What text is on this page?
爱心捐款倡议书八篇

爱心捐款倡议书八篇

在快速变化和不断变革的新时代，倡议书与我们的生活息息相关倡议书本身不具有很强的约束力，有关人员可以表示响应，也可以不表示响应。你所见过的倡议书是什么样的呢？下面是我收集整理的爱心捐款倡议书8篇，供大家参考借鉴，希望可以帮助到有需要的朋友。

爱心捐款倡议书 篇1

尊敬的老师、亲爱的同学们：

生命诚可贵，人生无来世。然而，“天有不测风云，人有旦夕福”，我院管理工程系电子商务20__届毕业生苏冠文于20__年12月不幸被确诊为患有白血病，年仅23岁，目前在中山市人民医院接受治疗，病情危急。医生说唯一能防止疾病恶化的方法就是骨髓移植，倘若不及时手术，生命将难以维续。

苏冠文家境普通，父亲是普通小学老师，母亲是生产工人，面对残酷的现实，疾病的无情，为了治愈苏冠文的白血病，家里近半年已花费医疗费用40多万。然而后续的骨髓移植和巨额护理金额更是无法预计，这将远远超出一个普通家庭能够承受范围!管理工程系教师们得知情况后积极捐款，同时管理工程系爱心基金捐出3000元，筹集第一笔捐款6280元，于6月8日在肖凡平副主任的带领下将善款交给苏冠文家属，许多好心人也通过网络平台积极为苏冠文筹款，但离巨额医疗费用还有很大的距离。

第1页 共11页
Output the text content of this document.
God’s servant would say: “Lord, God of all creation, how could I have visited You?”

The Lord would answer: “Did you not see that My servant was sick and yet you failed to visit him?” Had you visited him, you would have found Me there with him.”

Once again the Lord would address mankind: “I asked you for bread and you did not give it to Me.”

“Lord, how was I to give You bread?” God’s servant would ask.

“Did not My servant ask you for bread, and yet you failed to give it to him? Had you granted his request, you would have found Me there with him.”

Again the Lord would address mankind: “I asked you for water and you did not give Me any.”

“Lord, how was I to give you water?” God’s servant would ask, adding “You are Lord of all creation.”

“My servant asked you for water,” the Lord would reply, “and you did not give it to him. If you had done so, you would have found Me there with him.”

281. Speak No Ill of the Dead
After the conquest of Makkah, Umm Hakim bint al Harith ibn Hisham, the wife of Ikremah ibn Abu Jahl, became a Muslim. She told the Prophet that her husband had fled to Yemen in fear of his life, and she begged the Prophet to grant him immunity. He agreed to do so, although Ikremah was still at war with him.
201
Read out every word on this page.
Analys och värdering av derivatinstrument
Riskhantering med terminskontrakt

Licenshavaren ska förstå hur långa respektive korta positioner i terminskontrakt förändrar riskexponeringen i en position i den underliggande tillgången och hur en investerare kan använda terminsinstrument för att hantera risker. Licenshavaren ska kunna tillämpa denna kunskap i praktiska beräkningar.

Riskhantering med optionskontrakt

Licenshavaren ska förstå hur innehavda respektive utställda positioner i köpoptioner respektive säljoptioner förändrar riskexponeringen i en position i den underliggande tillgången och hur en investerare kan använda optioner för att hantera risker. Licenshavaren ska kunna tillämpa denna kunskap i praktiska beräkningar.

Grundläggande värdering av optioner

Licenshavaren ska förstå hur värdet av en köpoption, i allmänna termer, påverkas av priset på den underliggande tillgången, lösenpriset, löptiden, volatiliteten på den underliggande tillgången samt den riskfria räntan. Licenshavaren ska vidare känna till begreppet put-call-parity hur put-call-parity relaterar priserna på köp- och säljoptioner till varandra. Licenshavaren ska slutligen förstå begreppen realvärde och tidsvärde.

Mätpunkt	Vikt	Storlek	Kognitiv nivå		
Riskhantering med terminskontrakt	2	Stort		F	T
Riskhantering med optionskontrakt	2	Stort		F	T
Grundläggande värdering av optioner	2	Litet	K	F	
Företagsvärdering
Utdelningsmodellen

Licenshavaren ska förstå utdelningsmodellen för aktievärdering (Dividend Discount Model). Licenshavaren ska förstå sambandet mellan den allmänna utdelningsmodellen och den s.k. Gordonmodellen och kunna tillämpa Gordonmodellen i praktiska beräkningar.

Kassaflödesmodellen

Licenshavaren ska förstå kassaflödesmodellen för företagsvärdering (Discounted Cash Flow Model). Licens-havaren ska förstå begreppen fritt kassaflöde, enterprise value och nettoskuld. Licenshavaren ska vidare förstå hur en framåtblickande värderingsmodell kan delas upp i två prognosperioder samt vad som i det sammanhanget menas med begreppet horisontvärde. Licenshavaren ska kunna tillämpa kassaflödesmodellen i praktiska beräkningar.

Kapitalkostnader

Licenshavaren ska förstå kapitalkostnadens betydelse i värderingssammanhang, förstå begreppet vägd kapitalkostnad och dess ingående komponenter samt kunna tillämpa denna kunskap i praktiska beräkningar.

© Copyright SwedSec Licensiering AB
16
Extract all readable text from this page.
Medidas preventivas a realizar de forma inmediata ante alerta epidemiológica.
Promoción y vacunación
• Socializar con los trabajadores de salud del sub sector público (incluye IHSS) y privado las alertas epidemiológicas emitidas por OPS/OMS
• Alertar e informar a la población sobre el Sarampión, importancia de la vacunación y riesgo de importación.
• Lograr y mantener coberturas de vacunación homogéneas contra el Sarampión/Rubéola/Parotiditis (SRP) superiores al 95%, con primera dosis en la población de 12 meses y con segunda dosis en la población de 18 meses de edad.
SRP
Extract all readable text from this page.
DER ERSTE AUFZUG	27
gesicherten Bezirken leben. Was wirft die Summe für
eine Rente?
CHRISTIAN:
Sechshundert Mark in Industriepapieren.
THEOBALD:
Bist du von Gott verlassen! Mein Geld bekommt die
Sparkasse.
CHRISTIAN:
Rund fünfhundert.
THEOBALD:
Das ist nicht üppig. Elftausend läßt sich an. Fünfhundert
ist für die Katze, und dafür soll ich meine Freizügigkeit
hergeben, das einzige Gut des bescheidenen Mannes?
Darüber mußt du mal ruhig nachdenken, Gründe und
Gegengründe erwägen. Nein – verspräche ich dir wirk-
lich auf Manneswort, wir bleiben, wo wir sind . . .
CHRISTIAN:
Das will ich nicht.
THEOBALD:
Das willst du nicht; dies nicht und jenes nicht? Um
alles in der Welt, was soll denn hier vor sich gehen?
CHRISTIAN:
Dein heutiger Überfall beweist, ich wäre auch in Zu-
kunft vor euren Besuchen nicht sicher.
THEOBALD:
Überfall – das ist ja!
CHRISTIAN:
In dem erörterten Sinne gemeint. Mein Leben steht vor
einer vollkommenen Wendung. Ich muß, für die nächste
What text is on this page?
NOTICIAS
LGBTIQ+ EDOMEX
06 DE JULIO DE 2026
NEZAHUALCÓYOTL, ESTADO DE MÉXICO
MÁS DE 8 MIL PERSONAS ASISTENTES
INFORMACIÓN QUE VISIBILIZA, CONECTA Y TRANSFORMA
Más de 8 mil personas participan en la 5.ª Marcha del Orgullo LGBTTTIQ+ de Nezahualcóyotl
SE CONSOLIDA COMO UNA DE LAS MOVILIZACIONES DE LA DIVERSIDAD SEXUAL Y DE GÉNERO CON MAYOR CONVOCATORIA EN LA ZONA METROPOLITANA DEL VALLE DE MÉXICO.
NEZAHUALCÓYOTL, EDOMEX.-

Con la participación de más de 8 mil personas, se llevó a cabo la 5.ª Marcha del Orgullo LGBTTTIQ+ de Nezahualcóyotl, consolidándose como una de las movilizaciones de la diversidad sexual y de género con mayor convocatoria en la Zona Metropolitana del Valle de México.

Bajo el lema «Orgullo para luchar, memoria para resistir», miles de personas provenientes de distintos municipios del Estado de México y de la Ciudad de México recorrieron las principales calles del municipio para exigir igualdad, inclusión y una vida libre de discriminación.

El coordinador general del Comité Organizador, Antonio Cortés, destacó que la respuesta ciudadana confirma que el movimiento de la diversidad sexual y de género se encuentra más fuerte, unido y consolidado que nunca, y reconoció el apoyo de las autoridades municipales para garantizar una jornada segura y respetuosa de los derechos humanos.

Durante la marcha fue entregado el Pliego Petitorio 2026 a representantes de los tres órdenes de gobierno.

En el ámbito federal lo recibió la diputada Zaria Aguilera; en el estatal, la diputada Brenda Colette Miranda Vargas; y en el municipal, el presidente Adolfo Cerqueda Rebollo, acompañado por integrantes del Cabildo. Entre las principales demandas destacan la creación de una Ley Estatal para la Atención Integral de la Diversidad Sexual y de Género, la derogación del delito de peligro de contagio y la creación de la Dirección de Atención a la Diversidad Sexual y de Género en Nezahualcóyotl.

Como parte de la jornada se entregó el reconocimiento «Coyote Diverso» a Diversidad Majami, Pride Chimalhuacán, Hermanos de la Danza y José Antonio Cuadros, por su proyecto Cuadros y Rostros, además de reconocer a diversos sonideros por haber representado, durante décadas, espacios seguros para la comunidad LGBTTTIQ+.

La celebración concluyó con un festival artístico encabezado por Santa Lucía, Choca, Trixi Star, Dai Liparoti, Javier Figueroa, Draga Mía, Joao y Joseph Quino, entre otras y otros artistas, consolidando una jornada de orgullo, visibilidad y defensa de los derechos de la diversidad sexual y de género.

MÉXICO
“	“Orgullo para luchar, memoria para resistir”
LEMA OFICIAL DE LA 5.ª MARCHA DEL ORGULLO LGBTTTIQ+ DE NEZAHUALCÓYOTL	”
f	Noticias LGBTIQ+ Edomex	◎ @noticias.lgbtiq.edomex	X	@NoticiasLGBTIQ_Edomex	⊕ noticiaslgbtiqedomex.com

WHAT YOU ARE ASKED TO DO
Scan the material for lines with the word "säljoptioner", and copy each line you find.

THE ANSWER
Licenshavaren ska förstå hur innehavda respektive utställda positioner i köpoptioner respektive säljoptioner förändrar riskexponeringen i en position i den underliggande tillgången och hur en investerare kan använda optioner för att hantera risker. Licenshavaren ska kunna tillämpa denna kunskap i praktiska beräkningar.
Licenshavaren ska förstå hur värdet av en köpoption, i allmänna termer, påverkas av priset på den underliggande tillgången, lösenpriset, löptiden, volatiliteten på den underliggande tillgången samt den riskfria räntan. Licenshavaren ska vidare känna till begreppet put-call-parity hur put-call-parity relaterar priserna på köp- och säljoptioner till varandra. Licenshavaren ska slutligen förstå begreppen realvärde och tidsvärde.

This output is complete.